## [Problem details]
Reproduce each line exactly, including spacing and punctuation.

Stored data:

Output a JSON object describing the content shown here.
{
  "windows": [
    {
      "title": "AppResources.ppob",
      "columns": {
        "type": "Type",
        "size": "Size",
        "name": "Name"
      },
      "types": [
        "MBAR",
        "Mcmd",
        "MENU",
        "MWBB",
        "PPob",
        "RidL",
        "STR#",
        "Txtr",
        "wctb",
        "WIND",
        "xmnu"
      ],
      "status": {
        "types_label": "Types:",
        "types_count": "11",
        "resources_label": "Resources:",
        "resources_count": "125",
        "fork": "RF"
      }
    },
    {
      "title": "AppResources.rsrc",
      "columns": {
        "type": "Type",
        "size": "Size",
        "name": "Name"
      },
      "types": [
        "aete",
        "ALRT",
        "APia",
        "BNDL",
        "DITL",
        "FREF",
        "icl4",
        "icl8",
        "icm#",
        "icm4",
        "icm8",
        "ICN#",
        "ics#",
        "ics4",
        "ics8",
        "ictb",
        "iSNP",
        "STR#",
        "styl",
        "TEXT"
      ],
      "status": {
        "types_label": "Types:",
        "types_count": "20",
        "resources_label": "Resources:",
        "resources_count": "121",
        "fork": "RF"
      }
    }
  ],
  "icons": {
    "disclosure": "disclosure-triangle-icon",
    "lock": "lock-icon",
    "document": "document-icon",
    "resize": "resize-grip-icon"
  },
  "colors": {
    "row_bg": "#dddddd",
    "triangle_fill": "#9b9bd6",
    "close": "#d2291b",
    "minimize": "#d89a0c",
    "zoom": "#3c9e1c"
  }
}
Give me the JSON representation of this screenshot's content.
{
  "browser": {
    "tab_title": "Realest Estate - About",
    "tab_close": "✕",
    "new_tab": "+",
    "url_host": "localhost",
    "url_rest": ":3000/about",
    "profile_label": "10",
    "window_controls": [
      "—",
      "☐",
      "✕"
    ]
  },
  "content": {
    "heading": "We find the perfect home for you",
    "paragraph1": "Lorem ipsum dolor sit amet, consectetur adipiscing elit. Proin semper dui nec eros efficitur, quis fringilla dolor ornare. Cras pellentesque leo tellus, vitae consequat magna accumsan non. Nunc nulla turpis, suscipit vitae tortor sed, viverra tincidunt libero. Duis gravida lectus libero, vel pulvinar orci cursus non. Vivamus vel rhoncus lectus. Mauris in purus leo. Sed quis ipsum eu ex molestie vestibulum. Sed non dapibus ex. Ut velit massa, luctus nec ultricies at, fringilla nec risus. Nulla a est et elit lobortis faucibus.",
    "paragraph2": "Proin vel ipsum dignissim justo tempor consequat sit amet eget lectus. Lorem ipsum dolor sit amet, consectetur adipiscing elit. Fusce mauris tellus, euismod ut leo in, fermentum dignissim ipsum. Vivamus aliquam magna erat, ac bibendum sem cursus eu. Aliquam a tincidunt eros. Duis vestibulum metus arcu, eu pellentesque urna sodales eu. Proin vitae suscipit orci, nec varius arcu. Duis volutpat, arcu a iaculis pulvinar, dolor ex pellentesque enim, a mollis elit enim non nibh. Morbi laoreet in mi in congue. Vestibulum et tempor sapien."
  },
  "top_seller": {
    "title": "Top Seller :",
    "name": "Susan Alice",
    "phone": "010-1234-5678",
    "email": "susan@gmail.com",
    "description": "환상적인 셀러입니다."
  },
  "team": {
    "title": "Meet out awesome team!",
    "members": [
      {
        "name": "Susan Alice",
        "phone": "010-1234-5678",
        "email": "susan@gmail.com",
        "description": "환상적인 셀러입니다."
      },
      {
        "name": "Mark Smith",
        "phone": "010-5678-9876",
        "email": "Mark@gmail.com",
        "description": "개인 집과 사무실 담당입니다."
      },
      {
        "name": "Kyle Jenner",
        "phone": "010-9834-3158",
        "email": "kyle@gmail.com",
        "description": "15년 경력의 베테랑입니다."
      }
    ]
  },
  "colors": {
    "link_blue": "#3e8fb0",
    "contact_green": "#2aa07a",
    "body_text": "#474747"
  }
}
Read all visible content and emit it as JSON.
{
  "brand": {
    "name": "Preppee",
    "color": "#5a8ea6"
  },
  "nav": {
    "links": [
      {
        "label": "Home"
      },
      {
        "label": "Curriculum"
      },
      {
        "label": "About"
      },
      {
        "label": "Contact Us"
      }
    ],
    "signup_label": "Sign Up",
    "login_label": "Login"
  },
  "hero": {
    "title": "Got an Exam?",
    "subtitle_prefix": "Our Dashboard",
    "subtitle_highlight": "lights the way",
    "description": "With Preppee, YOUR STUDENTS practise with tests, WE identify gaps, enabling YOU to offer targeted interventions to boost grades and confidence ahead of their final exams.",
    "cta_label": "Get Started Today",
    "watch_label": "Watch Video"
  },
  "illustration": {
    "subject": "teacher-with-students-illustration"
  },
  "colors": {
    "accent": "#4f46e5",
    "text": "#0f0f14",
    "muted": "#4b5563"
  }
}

## [Result]
Output a JSON object describing the content shown here.
{
  "windows": [
    {
      "title": "AppResources.ppob",
      "columns": {
        "type": "Type",
        "size": "Size",
        "name": "Name"
      },
      "types": [
        "MBAR",
        "Mcmd",
        "MENU",
        "MWBB",
        "PPob",
        "RidL",
        "STR#",
        "Txtr",
        "wctb",
        "WIND",
        "xmnu"
      ],
      "status": {
        "types_label": "Types:",
        "types_count": "11",
        "resources_label": "Resources:",
        "resources_count": "125",
        "fork": "RF"
      }
    },
    {
      "title": "AppResources.rsrc",
      "columns": {
        "type": "Type",
        "size": "Size",
        "name": "Name"
      },
      "types": [
        "aete",
        "ALRT",
        "APia",
        "BNDL",
        "DITL",
        "FREF",
        "icl4",
        "icl8",
        "icm#",
        "icm4",
        "icm8",
        "ICN#",
        "ics#",
        "ics4",
        "ics8",
        "ictb",
        "iSNP",
        "STR#",
        "styl",
        "TEXT"
      ],
      "status": {
        "types_label": "Types:",
        "types_count": "20",
        "resources_label": "Resources:",
        "resources_count": "121",
        "fork": "RF"
      }
    }
  ],
  "icons": {
    "disclosure": "disclosure-triangle-icon",
    "lock": "lock-icon",
    "document": "document-icon",
    "resize": "resize-grip-icon"
  },
  "colors": {
    "row_bg": "#dddddd",
    "triangle_fill": "#9b9bd6",
    "close": "#d2291b",
    "minimize": "#d89a0c",
    "zoom": "#3c9e1c"
  }
}
Give me the JSON representation of this screenshot's content.
{
  "browser": {
    "tab_title": "Realest Estate - About",
    "tab_close": "✕",
    "new_tab": "+",
    "url_host": "localhost",
    "url_rest": ":3000/about",
    "profile_label": "10",
    "window_controls": [
      "—",
      "☐",
      "✕"
    ]
  },
  "content": {
    "heading": "We find the perfect home for you",
    "paragraph1": "Lorem ipsum dolor sit amet, consectetur adipiscing elit. Proin semper dui nec eros efficitur, quis fringilla dolor ornare. Cras pellentesque leo tellus, vitae consequat magna accumsan non. Nunc nulla turpis, suscipit vitae tortor sed, viverra tincidunt libero. Duis gravida lectus libero, vel pulvinar orci cursus non. Vivamus vel rhoncus lectus. Mauris in purus leo. Sed quis ipsum eu ex molestie vestibulum. Sed non dapibus ex. Ut velit massa, luctus nec ultricies at, fringilla nec risus. Nulla a est et elit lobortis faucibus.",
    "paragraph2": "Proin vel ipsum dignissim justo tempor consequat sit amet eget lectus. Lorem ipsum dolor sit amet, consectetur adipiscing elit. Fusce mauris tellus, euismod ut leo in, fermentum dignissim ipsum. Vivamus aliquam magna erat, ac bibendum sem cursus eu. Aliquam a tincidunt eros. Duis vestibulum metus arcu, eu pellentesque urna sodales eu. Proin vitae suscipit orci, nec varius arcu. Duis volutpat, arcu a iaculis pulvinar, dolor ex pellentesque enim, a mollis elit enim non nibh. Morbi laoreet in mi in congue. Vestibulum et tempor sapien."
  },
  "top_seller": {
    "title": "Top Seller :",
    "name": "Susan Alice",
    "phone": "010-1234-5678",
    "email": "susan@gmail.com",
    "description": "환상적인 셀러입니다."
  },
  "team": {
    "title": "Meet out awesome team!",
    "members": [
      {
        "name": "Susan Alice",
        "phone": "010-1234-5678",
        "email": "susan@gmail.com",
        "description": "환상적인 셀러입니다."
      },
      {
        "name": "Mark Smith",
        "phone": "010-5678-9876",
        "email": "Mark@gmail.com",
        "description": "개인 집과 사무실 담당입니다."
      },
      {
        "name": "Kyle Jenner",
        "phone": "010-9834-3158",
        "email": "kyle@gmail.com",
        "description": "15년 경력의 베테랑입니다."
      }
    ]
  },
  "colors": {
    "link_blue": "#3e8fb0",
    "contact_green": "#2aa07a",
    "body_text": "#474747"
  }
}
Read all visible content and emit it as JSON.
{
  "brand": {
    "name": "Preppee",
    "color": "#5a8ea6"
  },
  "nav": {
    "links": [
      {
        "label": "Home"
      },
      {
        "label": "Curriculum"
      },
      {
        "label": "About"
      },
      {
        "label": "Contact Us"
      }
    ],
    "signup_label": "Sign Up",
    "login_label": "Login"
  },
  "hero": {
    "title": "Got an Exam?",
    "subtitle_prefix": "Our Dashboard",
    "subtitle_highlight": "lights the way",
    "description": "With Preppee, YOUR STUDENTS practise with tests, WE identify gaps, enabling YOU to offer targeted interventions to boost grades and confidence ahead of their final exams.",
    "cta_label": "Get Started Today",
    "watch_label": "Watch Video"
  },
  "illustration": {
    "subject": "teacher-with-students-illustration"
  },
  "colors": {
    "accent": "#4f46e5",
    "text": "#0f0f14",
    "muted": "#4b5563"
  }
}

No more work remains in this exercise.